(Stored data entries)

[start]

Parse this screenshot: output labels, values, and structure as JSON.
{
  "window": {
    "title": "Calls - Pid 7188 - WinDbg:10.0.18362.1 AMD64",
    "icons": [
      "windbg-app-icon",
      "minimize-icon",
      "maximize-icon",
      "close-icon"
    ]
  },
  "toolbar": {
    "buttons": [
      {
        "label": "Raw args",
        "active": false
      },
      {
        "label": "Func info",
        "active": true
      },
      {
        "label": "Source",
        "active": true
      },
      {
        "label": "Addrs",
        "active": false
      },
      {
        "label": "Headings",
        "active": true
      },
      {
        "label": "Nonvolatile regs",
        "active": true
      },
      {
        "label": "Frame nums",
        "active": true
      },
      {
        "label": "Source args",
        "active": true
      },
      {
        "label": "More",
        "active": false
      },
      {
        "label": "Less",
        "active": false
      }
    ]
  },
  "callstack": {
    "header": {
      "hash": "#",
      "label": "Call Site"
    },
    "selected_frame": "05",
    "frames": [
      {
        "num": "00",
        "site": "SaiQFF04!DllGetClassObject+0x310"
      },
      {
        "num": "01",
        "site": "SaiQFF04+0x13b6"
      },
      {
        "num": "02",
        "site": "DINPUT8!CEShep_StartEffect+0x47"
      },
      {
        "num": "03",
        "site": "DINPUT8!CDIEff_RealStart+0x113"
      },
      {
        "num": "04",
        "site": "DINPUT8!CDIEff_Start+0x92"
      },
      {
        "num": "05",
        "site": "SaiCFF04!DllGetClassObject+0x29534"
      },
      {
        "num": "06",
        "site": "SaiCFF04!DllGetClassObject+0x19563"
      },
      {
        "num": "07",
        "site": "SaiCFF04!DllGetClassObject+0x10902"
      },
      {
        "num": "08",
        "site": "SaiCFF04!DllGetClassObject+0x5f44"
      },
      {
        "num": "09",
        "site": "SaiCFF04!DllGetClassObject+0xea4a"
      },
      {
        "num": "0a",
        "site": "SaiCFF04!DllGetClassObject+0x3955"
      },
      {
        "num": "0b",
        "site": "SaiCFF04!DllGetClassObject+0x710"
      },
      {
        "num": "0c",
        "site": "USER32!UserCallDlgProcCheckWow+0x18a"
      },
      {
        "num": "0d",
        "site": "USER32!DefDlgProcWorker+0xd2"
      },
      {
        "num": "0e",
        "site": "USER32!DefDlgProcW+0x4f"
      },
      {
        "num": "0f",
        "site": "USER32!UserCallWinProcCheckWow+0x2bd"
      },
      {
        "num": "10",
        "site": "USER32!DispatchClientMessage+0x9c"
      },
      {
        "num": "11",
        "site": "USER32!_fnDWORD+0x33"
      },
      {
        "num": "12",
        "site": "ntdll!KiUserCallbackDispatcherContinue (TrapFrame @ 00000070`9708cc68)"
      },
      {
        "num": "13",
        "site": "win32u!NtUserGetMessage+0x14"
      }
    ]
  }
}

[end]

**Requirement**
Pull out each line of the listing that holds the string "DllGetClassObject".

**Task answer**
        "site": "SaiQFF04!DllGetClassObject+0x310"
        "site": "SaiCFF04!DllGetClassObject+0x29534"
        "site": "SaiCFF04!DllGetClassObject+0x19563"
        "site": "SaiCFF04!DllGetClassObject+0x10902"
        "site": "SaiCFF04!DllGetClassObject+0x5f44"
        "site": "SaiCFF04!DllGetClassObject+0xea4a"
        "site": "SaiCFF04!DllGetClassObject+0x3955"
        "site": "SaiCFF04!DllGetClassObject+0x710"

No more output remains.